#### [WHAT IS EXPECTED]
How many lines in the listing below include the word "установленном"? Answer with the number and nothing else.

#### [RECORDS FOR THIS TASK]
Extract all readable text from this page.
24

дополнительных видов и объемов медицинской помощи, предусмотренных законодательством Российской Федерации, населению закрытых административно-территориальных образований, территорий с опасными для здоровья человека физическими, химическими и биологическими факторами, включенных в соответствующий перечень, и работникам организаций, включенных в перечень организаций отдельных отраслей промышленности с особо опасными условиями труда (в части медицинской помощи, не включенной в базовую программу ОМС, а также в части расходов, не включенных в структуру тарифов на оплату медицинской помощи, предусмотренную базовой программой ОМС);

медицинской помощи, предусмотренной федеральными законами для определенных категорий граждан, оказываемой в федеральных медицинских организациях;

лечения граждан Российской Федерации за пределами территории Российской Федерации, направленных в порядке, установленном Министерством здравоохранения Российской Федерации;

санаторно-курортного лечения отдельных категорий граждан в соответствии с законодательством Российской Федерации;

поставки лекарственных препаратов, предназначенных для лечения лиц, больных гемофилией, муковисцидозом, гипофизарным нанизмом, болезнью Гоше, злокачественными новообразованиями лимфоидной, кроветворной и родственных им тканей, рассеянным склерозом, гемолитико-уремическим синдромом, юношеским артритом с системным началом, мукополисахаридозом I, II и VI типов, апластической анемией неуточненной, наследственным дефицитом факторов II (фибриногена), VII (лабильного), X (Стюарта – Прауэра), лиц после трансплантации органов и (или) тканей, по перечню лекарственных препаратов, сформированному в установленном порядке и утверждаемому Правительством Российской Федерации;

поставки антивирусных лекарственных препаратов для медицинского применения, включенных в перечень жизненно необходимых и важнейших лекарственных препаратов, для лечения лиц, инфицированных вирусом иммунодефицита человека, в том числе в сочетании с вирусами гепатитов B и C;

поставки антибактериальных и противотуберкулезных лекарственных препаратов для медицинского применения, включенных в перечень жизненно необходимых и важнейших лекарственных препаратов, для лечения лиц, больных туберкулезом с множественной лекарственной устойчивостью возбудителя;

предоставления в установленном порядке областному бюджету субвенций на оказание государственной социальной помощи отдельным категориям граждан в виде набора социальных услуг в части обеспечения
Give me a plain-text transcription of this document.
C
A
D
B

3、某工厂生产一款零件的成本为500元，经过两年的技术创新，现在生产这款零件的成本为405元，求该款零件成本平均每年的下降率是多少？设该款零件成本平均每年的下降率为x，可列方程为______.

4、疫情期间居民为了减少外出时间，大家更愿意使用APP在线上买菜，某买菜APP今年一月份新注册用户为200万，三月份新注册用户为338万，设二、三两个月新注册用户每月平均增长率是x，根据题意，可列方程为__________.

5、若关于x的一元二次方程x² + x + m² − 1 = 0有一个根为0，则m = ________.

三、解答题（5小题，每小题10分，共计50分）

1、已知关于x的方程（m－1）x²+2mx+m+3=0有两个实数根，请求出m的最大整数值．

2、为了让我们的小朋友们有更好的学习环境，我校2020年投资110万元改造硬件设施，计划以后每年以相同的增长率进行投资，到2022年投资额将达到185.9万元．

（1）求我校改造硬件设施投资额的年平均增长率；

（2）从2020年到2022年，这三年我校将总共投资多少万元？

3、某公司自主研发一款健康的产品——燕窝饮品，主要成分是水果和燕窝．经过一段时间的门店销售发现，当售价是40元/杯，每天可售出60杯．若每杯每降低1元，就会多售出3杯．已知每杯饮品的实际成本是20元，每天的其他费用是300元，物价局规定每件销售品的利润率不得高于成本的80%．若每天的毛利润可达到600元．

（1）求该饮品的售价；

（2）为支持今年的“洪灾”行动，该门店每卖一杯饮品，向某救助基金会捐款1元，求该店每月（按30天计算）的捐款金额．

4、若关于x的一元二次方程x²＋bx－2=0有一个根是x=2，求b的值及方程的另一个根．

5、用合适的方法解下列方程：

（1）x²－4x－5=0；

#### [SOLUTION FOR THIS EXERCISE]
3